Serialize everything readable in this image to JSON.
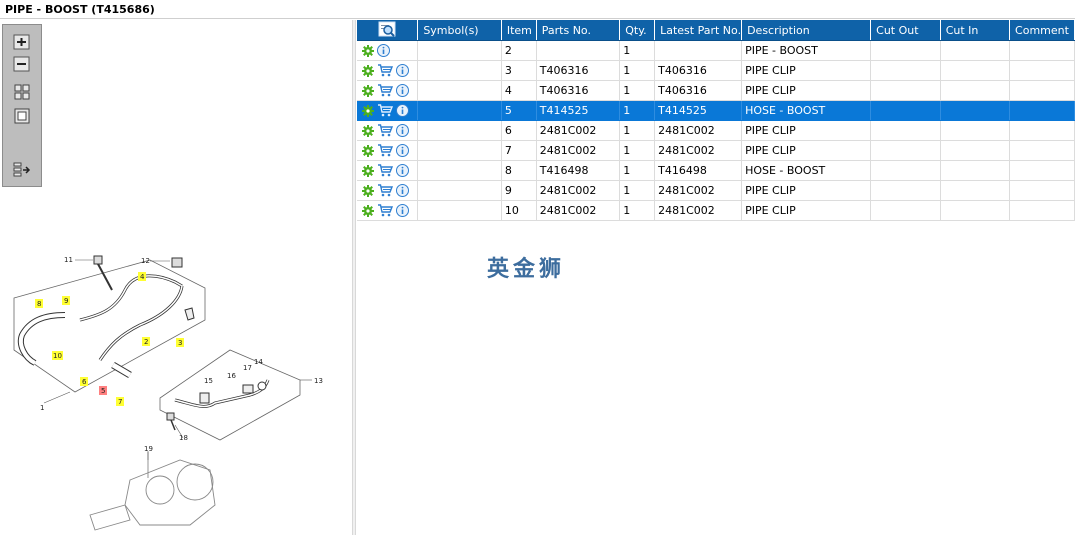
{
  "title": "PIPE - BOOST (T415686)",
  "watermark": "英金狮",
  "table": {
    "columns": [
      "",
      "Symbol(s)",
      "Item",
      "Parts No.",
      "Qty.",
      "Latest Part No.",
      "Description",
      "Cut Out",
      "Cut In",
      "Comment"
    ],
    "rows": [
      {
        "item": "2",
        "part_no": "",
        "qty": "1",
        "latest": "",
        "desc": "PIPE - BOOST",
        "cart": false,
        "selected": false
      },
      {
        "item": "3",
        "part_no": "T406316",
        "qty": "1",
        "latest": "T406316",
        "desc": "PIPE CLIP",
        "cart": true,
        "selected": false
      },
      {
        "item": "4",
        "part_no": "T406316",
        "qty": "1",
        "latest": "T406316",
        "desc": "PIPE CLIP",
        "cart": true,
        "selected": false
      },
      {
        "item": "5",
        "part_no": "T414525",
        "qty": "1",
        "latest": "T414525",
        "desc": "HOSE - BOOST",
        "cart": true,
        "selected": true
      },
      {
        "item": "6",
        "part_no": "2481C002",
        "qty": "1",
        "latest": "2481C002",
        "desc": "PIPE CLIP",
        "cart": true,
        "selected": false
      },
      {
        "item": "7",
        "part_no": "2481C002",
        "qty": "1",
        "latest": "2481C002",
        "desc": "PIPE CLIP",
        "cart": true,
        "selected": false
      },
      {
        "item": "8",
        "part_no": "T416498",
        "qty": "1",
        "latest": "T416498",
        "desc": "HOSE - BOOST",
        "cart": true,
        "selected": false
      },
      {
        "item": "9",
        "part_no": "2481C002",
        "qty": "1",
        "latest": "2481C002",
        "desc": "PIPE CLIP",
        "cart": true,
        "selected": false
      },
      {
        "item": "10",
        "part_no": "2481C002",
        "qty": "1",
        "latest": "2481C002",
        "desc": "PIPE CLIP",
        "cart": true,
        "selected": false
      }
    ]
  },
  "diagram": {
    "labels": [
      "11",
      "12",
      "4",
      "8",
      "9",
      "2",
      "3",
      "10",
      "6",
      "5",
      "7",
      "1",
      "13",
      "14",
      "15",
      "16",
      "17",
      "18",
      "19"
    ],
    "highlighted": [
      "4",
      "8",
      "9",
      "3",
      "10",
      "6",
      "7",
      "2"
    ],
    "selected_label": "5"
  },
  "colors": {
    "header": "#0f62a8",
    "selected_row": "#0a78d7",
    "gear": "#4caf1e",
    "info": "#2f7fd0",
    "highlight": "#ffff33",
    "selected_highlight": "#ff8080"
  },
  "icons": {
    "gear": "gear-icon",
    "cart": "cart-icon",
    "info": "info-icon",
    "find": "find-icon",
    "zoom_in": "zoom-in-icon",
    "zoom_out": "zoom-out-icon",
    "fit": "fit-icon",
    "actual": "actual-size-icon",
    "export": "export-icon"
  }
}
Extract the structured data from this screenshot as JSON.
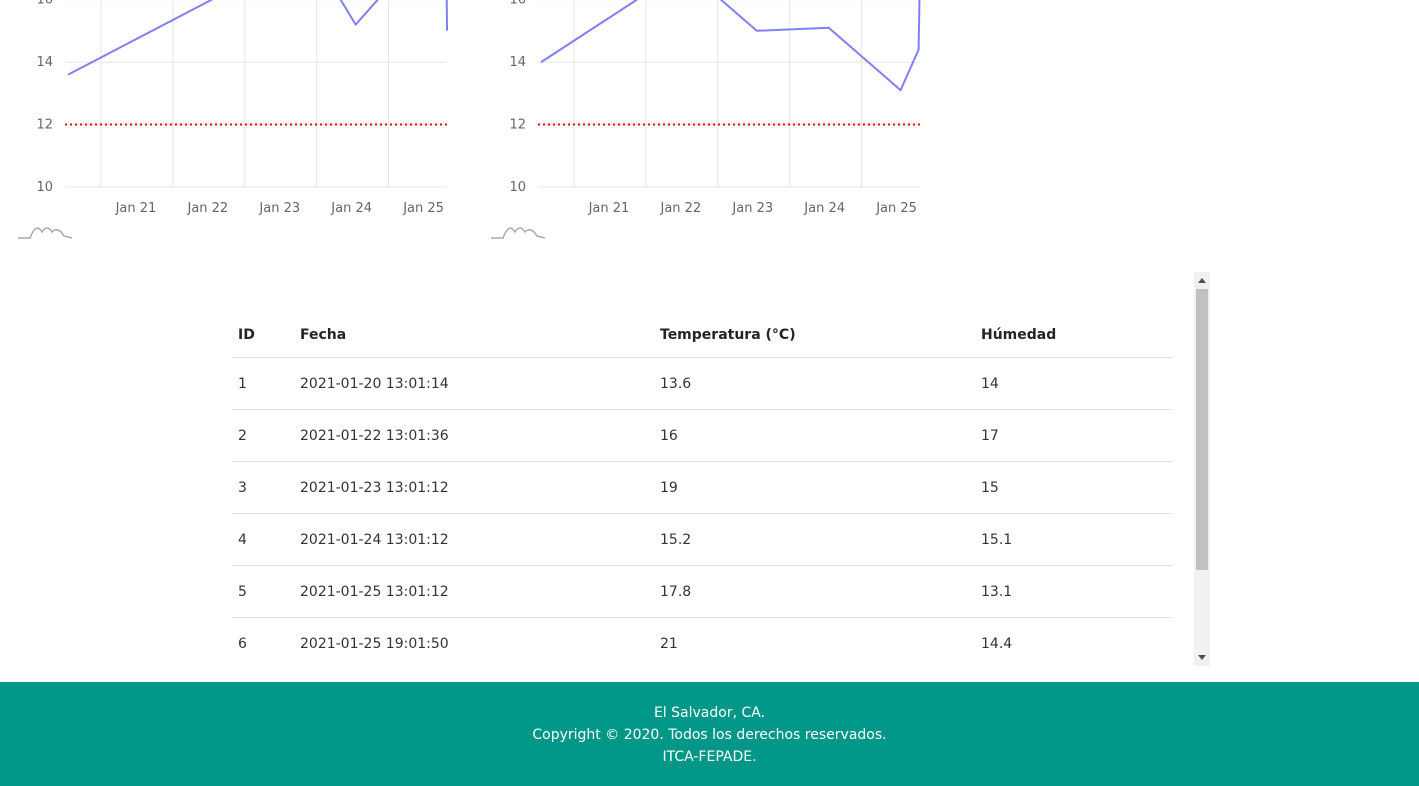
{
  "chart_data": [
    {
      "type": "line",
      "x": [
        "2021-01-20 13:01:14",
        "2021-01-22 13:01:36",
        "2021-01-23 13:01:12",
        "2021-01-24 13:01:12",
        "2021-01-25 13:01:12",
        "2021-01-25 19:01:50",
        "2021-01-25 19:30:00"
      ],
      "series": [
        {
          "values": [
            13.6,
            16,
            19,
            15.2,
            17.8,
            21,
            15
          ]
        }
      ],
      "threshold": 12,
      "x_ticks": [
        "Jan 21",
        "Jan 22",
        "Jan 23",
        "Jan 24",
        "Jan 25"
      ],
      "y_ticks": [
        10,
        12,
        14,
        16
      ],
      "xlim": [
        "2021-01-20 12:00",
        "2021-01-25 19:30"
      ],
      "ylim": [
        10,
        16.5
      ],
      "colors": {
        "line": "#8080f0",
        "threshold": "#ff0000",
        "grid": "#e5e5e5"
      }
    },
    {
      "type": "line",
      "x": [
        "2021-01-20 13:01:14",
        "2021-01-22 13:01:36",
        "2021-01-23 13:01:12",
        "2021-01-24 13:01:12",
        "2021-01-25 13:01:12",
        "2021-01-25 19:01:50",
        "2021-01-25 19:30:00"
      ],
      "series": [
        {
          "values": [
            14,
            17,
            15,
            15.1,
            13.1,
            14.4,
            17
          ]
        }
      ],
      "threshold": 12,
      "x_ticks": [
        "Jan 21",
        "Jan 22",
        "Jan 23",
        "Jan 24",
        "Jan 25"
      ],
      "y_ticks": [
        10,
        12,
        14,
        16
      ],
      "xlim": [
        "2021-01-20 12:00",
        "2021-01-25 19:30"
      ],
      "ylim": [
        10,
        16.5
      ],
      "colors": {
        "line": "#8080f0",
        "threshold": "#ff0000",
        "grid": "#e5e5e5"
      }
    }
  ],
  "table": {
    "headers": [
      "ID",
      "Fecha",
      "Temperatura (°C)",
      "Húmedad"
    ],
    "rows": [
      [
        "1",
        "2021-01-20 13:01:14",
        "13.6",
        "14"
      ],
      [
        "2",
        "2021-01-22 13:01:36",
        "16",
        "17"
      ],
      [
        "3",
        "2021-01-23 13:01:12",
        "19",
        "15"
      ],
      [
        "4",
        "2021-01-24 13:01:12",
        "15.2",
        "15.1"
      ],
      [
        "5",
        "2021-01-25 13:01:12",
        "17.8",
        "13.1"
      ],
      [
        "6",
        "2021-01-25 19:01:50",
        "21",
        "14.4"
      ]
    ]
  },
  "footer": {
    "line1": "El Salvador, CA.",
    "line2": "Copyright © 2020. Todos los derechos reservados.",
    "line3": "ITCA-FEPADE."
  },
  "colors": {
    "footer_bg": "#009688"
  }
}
━━━━
The task:
Transcribe each entry above exactly, apart from the pictures.

Answer for this exercise:
Serialize everything readable in this image to JSON.
{
  "title": "PIPE - BOOST (T415686)",
  "watermark": "英金狮",
  "table": {
    "columns": [
      "",
      "Symbol(s)",
      "Item",
      "Parts No.",
      "Qty.",
      "Latest Part No.",
      "Description",
      "Cut Out",
      "Cut In",
      "Comment"
    ],
    "rows": [
      {
        "item": "2",
        "part_no": "",
        "qty": "1",
        "latest": "",
        "desc": "PIPE - BOOST",
        "cart": false,
        "selected": false
      },
      {
        "item": "3",
        "part_no": "T406316",
        "qty": "1",
        "latest": "T406316",
        "desc": "PIPE CLIP",
        "cart": true,
        "selected": false
      },
      {
        "item": "4",
        "part_no": "T406316",
        "qty": "1",
        "latest": "T406316",
        "desc": "PIPE CLIP",
        "cart": true,
        "selected": false
      },
      {
        "item": "5",
        "part_no": "T414525",
        "qty": "1",
        "latest": "T414525",
        "desc": "HOSE - BOOST",
        "cart": true,
        "selected": true
      },
      {
        "item": "6",
        "part_no": "2481C002",
        "qty": "1",
        "latest": "2481C002",
        "desc": "PIPE CLIP",
        "cart": true,
        "selected": false
      },
      {
        "item": "7",
        "part_no": "2481C002",
        "qty": "1",
        "latest": "2481C002",
        "desc": "PIPE CLIP",
        "cart": true,
        "selected": false
      },
      {
        "item": "8",
        "part_no": "T416498",
        "qty": "1",
        "latest": "T416498",
        "desc": "HOSE - BOOST",
        "cart": true,
        "selected": false
      },
      {
        "item": "9",
        "part_no": "2481C002",
        "qty": "1",
        "latest": "2481C002",
        "desc": "PIPE CLIP",
        "cart": true,
        "selected": false
      },
      {
        "item": "10",
        "part_no": "2481C002",
        "qty": "1",
        "latest": "2481C002",
        "desc": "PIPE CLIP",
        "cart": true,
        "selected": false
      }
    ]
  },
  "diagram": {
    "labels": [
      "11",
      "12",
      "4",
      "8",
      "9",
      "2",
      "3",
      "10",
      "6",
      "5",
      "7",
      "1",
      "13",
      "14",
      "15",
      "16",
      "17",
      "18",
      "19"
    ],
    "highlighted": [
      "4",
      "8",
      "9",
      "3",
      "10",
      "6",
      "7",
      "2"
    ],
    "selected_label": "5"
  },
  "colors": {
    "header": "#0f62a8",
    "selected_row": "#0a78d7",
    "gear": "#4caf1e",
    "info": "#2f7fd0",
    "highlight": "#ffff33",
    "selected_highlight": "#ff8080"
  },
  "icons": {
    "gear": "gear-icon",
    "cart": "cart-icon",
    "info": "info-icon",
    "find": "find-icon",
    "zoom_in": "zoom-in-icon",
    "zoom_out": "zoom-out-icon",
    "fit": "fit-icon",
    "actual": "actual-size-icon",
    "export": "export-icon"
  }
}
Extract the structured data from this screenshot as JSON.
{
  "chart_data": [
    {
      "type": "line",
      "x": [
        "2021-01-20 13:01:14",
        "2021-01-22 13:01:36",
        "2021-01-23 13:01:12",
        "2021-01-24 13:01:12",
        "2021-01-25 13:01:12",
        "2021-01-25 19:01:50",
        "2021-01-25 19:30:00"
      ],
      "series": [
        {
          "values": [
            13.6,
            16,
            19,
            15.2,
            17.8,
            21,
            15
          ]
        }
      ],
      "threshold": 12,
      "x_ticks": [
        "Jan 21",
        "Jan 22",
        "Jan 23",
        "Jan 24",
        "Jan 25"
      ],
      "y_ticks": [
        10,
        12,
        14,
        16
      ],
      "xlim": [
        "2021-01-20 12:00",
        "2021-01-25 19:30"
      ],
      "ylim": [
        10,
        16.5
      ],
      "colors": {
        "line": "#8080f0",
        "threshold": "#ff0000",
        "grid": "#e5e5e5"
      }
    },
    {
      "type": "line",
      "x": [
        "2021-01-20 13:01:14",
        "2021-01-22 13:01:36",
        "2021-01-23 13:01:12",
        "2021-01-24 13:01:12",
        "2021-01-25 13:01:12",
        "2021-01-25 19:01:50",
        "2021-01-25 19:30:00"
      ],
      "series": [
        {
          "values": [
            14,
            17,
            15,
            15.1,
            13.1,
            14.4,
            17
          ]
        }
      ],
      "threshold": 12,
      "x_ticks": [
        "Jan 21",
        "Jan 22",
        "Jan 23",
        "Jan 24",
        "Jan 25"
      ],
      "y_ticks": [
        10,
        12,
        14,
        16
      ],
      "xlim": [
        "2021-01-20 12:00",
        "2021-01-25 19:30"
      ],
      "ylim": [
        10,
        16.5
      ],
      "colors": {
        "line": "#8080f0",
        "threshold": "#ff0000",
        "grid": "#e5e5e5"
      }
    }
  ],
  "table": {
    "headers": [
      "ID",
      "Fecha",
      "Temperatura (°C)",
      "Húmedad"
    ],
    "rows": [
      [
        "1",
        "2021-01-20 13:01:14",
        "13.6",
        "14"
      ],
      [
        "2",
        "2021-01-22 13:01:36",
        "16",
        "17"
      ],
      [
        "3",
        "2021-01-23 13:01:12",
        "19",
        "15"
      ],
      [
        "4",
        "2021-01-24 13:01:12",
        "15.2",
        "15.1"
      ],
      [
        "5",
        "2021-01-25 13:01:12",
        "17.8",
        "13.1"
      ],
      [
        "6",
        "2021-01-25 19:01:50",
        "21",
        "14.4"
      ]
    ]
  },
  "footer": {
    "line1": "El Salvador, CA.",
    "line2": "Copyright © 2020. Todos los derechos reservados.",
    "line3": "ITCA-FEPADE."
  },
  "colors": {
    "footer_bg": "#009688"
  }
}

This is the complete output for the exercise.